*SET TASK*
Check each line of the entries below for the string "cada"; copy every line where it appears.

*MATERIAL FOR THIS EXERCISE*

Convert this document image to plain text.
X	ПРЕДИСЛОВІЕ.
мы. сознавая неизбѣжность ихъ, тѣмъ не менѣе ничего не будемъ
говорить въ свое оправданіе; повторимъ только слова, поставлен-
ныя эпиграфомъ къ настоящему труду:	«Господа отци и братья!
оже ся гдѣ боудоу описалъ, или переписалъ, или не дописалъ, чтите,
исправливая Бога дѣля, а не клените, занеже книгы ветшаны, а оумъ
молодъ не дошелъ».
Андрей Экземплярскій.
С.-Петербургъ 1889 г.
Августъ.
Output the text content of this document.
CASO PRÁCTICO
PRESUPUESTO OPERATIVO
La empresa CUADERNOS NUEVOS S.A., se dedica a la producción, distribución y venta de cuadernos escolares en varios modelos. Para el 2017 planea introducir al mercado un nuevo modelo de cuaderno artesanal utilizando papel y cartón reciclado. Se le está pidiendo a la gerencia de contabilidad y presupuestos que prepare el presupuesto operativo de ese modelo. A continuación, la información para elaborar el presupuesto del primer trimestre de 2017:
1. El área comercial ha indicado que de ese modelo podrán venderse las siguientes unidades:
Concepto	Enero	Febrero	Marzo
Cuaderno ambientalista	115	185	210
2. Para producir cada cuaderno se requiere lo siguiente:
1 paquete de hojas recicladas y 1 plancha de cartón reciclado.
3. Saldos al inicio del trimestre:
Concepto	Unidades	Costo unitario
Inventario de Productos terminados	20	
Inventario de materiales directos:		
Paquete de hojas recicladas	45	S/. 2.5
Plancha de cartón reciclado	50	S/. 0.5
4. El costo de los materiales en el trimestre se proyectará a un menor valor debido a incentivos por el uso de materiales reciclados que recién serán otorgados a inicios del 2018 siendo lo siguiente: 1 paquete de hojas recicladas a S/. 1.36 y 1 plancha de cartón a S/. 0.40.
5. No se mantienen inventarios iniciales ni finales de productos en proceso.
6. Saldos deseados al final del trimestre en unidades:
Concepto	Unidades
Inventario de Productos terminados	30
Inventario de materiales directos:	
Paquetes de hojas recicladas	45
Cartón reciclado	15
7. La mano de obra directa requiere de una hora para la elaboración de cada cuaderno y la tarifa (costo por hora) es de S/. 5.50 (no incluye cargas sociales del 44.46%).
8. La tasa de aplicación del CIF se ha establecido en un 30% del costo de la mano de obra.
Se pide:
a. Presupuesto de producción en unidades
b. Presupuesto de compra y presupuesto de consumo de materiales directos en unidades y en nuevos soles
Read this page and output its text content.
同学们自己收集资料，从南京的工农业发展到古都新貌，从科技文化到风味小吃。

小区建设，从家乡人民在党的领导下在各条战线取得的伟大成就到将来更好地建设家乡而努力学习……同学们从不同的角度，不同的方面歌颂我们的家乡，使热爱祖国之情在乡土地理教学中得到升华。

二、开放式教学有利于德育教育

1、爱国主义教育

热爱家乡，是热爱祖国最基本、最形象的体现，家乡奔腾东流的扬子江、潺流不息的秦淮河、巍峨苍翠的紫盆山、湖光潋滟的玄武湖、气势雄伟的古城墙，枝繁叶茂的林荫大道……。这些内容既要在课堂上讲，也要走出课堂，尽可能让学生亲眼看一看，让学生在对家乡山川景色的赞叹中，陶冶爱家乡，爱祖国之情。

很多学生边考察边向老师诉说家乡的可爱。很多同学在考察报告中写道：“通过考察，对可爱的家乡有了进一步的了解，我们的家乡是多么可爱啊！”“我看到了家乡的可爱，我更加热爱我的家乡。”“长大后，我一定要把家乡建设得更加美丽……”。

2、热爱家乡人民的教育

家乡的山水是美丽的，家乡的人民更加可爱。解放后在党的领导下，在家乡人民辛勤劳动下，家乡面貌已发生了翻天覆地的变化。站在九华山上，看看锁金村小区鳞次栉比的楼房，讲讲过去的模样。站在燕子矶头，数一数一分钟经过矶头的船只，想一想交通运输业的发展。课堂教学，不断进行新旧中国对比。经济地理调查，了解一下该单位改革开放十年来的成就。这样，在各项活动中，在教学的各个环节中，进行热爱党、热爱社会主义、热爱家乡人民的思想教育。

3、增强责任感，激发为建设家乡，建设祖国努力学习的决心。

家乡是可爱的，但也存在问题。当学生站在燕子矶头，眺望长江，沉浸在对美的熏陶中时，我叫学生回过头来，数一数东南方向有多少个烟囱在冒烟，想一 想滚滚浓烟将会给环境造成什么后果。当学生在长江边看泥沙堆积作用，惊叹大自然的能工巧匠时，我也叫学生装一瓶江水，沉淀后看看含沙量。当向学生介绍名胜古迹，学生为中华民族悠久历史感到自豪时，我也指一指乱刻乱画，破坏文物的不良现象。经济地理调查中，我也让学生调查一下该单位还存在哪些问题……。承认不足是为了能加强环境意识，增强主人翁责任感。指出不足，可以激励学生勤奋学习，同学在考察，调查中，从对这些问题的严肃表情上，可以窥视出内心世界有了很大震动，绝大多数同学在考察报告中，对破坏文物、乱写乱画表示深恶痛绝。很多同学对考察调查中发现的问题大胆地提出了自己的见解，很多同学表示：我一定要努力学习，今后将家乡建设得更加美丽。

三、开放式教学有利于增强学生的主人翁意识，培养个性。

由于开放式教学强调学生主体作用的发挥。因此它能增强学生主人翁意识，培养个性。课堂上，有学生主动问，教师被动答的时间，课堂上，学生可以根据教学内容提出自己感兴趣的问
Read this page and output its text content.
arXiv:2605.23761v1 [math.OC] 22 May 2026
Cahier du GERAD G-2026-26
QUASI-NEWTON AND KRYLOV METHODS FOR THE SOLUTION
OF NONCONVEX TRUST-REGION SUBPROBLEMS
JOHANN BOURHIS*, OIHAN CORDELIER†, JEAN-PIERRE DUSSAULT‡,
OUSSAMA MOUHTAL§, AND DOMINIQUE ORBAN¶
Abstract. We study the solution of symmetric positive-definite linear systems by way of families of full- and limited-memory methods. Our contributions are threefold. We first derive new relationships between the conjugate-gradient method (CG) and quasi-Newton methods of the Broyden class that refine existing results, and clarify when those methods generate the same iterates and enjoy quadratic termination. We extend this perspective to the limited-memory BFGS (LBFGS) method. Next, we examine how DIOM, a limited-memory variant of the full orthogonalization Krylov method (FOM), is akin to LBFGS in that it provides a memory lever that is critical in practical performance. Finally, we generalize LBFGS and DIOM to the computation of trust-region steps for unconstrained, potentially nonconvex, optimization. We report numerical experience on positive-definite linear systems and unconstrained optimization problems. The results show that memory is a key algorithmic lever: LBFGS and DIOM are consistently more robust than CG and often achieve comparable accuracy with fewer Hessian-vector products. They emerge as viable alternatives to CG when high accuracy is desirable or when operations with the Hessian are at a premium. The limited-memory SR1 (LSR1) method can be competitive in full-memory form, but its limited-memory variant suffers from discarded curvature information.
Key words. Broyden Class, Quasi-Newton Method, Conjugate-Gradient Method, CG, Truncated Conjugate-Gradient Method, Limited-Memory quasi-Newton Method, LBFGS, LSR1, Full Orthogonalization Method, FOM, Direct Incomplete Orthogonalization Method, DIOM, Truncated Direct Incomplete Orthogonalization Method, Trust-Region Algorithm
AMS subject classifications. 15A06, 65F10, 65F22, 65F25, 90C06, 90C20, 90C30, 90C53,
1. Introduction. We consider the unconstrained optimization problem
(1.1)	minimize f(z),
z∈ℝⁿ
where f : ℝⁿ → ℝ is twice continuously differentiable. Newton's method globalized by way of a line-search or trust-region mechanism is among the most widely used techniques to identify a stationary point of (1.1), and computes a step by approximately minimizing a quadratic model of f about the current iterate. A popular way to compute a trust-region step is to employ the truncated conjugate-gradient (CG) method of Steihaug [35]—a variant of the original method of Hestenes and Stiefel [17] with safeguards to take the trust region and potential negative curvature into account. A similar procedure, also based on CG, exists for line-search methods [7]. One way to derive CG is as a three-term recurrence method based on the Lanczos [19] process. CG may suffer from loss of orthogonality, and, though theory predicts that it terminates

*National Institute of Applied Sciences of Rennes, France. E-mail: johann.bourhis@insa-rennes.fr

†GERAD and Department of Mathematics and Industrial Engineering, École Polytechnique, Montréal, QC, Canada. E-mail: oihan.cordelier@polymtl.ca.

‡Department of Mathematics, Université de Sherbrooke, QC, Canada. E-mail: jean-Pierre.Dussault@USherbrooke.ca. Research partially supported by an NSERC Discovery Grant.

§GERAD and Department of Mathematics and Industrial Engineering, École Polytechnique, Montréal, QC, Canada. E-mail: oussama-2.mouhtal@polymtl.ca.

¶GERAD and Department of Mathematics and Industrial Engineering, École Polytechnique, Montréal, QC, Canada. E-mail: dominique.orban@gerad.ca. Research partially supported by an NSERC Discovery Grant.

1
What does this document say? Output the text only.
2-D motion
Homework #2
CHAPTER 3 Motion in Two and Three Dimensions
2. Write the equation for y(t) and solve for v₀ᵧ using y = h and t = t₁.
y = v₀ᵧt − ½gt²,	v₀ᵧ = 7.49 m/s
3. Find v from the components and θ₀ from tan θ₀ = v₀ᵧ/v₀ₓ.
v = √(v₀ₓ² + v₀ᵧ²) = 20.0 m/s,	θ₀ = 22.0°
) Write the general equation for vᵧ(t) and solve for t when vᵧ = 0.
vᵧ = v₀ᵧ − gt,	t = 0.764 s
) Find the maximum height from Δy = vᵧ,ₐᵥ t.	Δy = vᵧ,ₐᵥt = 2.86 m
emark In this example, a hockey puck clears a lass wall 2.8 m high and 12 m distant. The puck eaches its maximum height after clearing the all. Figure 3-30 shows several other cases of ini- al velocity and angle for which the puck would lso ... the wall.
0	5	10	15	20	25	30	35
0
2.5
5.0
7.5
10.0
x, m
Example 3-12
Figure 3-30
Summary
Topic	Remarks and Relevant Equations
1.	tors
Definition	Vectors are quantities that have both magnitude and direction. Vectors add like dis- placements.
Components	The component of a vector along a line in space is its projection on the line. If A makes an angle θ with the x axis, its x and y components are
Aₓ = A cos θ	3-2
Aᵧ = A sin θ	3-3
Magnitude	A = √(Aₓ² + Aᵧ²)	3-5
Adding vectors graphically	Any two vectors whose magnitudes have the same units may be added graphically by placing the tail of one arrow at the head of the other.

*ANSWER*
2. Para producir cada cuaderno se requiere lo siguiente:
7. La mano de obra directa requiere de una hora para la elaboración de cada cuaderno y la tarifa (costo por hora) es de S/. 5.50 (no incluye cargas sociales del 44.46%).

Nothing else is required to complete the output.